Another approach to enhance the performance of SPR sensors, especially their RI sensitivity, is based on complex structures whoseparameters significantly affect sensing capabilities. Therefore, carefully selecting the plasmonic materials and architectural features of SPR structures is pivotal in enhancing the sensor’s performance [12,13]. Moreover, further research has been published in which the selection of proper 2D material composition [13] has been comprehensively analyzed, and employing graphene [14,15,16] or BP [17,18,19,20,21,22,23,24,25,26,33] has led to significant improvementin performance compared to conventional SPR biosensors. In addition, BP enhances light-matter interaction via the strong coupling between BP and the optical evanescent field in the total internal reflection mode [34,35,36,37]. Having established the role of BP in sensitivity enhancement, we now address the synergistic optimization of wavelength and structural parameters in maximizing sensor performance.

Generally, RI sensitivity enhancement is possible through choosing a proper prism [13] in the Kretschmann configuration or varying the wavelength of incident light [4,38,39,40,41,42,43,44] via employing a variable-wavelength source such as a white-light one with either a monochromator [39] or an acousto-optic tunable filter [43]. However, these sources can be too bulky [39] or their spectra can be too wide [43]. Recently we proposed and realized narrow-linewidth LED-based sources [45] employing a one-dimensional photonic crystal (1DPhC) with a defect layer whose tunability can range from approximately 612 nm up to 625.4 nm and from 672 up to 697.7 nm, respectively.

In this paper, we present a simple design for a high-performance SPR sensor. The proposed SPR structure comprises a glass substrate, a titanium dioxide adhesion layer, a silver plasmonic layer, and a 2D material. To achieve ideal sensor performance, we optimized the sensor parameters through a comprehensive analysis of reflectance in the angular domain. We investigated sensing parameters such as RI sensitivity, the reflectance minimum, and the figure of merit (FOM) as functions of the thickness of the silver layer, along with the refractive index of a coupling prism or the wavelength of a light source. To accomplish this, we developed an algorithm to analyze the optical response of the SPR structure, which was employed in the Kretschmann configuration for sensing aqueous solutions of NaCl. The algorithm was utilized to assess the sensing properties of the structure and to visualize the effect of certain varied parameters on the sensor’s performance, and surface plots were used to provide a better understanding of the sensor’s behavior.

◆ Exercise details: Write the next part of the passage on surface plasmon resonance sensors, picking up right after its last sentence. The records are separate material and are not part of the passage on surface plasmon resonance sensors.

◆ Element location data:
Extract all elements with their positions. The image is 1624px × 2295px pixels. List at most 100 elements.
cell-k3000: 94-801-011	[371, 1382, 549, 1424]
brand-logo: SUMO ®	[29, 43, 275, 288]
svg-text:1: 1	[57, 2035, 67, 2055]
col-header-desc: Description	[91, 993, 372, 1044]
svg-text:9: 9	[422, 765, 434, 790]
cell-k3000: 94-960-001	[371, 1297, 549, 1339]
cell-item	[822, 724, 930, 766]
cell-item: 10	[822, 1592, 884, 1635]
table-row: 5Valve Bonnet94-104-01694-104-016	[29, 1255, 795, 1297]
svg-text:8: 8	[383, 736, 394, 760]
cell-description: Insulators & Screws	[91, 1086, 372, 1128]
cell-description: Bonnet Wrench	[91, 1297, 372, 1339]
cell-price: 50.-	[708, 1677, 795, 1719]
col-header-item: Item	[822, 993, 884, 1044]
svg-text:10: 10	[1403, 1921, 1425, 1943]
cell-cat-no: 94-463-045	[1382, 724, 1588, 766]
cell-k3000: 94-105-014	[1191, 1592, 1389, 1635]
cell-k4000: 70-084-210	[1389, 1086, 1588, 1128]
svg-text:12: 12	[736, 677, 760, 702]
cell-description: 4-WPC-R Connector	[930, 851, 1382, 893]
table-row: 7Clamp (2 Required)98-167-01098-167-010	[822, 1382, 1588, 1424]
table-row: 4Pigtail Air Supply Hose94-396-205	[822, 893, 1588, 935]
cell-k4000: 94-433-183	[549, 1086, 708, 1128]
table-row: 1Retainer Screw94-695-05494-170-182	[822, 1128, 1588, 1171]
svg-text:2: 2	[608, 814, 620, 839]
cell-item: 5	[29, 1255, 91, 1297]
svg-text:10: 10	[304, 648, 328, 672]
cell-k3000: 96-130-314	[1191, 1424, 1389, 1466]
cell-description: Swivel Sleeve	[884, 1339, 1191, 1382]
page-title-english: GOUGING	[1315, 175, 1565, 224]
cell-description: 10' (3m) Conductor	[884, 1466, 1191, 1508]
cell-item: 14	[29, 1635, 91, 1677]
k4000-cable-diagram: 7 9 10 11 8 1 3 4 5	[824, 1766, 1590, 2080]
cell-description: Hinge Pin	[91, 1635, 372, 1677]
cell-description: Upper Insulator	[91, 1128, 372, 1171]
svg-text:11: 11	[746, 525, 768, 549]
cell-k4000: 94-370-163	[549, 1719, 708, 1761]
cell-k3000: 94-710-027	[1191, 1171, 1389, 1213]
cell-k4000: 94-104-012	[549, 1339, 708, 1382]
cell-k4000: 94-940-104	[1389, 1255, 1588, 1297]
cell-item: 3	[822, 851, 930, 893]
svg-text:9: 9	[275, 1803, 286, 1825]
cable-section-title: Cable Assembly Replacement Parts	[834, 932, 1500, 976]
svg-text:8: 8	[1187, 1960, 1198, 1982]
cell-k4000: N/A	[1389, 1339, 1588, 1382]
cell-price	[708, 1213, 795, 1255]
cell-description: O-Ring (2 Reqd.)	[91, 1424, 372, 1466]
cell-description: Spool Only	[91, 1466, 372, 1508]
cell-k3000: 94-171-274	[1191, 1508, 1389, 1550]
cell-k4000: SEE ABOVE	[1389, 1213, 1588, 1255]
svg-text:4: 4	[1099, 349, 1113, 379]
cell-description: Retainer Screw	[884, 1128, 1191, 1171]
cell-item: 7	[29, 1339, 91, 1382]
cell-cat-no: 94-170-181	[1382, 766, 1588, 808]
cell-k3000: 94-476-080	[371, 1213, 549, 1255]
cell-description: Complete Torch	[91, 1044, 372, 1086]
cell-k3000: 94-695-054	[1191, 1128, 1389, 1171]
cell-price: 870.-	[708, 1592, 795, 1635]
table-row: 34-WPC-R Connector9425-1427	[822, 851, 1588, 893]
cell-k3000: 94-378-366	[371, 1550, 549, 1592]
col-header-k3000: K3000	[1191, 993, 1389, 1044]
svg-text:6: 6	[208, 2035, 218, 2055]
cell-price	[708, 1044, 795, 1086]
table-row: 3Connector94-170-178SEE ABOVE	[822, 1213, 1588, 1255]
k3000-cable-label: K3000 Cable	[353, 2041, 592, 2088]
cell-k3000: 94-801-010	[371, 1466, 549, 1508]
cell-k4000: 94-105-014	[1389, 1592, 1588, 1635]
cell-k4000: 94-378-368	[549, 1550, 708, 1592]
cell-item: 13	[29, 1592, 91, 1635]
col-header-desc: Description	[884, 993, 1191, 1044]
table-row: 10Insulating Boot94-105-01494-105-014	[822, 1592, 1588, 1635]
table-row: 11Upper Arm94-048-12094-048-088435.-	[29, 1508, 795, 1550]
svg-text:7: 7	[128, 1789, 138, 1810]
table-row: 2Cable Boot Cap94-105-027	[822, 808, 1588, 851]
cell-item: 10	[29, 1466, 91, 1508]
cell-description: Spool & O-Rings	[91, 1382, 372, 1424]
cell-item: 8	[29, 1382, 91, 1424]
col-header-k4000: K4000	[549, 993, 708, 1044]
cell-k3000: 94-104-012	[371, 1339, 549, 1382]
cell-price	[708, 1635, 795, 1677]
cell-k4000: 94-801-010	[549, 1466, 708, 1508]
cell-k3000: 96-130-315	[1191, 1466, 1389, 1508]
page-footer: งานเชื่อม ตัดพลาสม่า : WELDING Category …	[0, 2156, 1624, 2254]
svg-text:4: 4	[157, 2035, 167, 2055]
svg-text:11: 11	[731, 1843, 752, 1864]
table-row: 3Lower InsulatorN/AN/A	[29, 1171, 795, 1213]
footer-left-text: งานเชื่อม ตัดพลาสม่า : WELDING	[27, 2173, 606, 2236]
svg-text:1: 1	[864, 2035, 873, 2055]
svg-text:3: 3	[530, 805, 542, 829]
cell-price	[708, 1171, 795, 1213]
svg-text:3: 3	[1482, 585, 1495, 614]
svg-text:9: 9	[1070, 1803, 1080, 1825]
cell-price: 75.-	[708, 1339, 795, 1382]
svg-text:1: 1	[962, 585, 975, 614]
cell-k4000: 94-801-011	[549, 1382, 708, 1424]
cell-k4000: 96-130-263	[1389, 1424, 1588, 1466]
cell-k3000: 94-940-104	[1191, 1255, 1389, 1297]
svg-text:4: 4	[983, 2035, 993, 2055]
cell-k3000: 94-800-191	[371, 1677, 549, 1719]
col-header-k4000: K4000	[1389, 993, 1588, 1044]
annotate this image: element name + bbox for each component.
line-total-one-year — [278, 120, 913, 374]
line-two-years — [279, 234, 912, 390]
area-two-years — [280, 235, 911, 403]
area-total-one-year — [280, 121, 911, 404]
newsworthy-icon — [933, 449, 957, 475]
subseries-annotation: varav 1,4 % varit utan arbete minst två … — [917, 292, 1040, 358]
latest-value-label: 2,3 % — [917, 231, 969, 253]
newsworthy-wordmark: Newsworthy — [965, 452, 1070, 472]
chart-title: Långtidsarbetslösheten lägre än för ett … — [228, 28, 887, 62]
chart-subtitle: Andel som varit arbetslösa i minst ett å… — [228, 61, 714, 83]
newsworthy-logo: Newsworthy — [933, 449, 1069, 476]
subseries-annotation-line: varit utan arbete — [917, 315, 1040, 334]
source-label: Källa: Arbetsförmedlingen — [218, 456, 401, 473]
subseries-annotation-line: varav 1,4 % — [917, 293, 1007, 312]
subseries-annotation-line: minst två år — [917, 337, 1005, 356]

◆ Result of the exercise:
To demonstrate the advantages of the use of 2D material, two types of structures were considered. As a reference, a simple structure (bare silver without any overlayer) was analyzed. Subsequently, a modified structure with the addition of 2D material, namely two monolayers of BP, was studied when surface plasmon polaritons (SPPs) propagated along two principal directions—zigzag (ZZ) and armchair (AC) directions. This aspect has often been omitted from research [23,25,28,35]. First, the reference structure was investigated at a wavelength of 632.8 nm as a function of the thickness of the silver layer together with the RI of a coupling prism, giving a silver layer thickness of 50 nm and a fused silica coupling prism. The achieved RI sensitivity ranged from 193.9 to 251.5 degrees per RI unit (deg/RIU), with the highest FOM reaching 52.3 RIU⁻¹. Next, the modified structure with the addition of two monolayers of BP was optimized as a function of the thickness of the silver layer and the source wavelength. The achieved RI sensitivity for BP was in the range of 269.1–351.2 deg/RIU at the optimized wavelength of 628 nm, with the highest FOM reaching 44.7 RIU⁻¹ for the ZZ direction.

The innovative approach of adjusting the source wavelength using a 1DPhC combined with an LED and the results of the optimization of the proposed SPR structure indicate its potential for the development of more sensitive and efficient employing a simple plasmonic structure.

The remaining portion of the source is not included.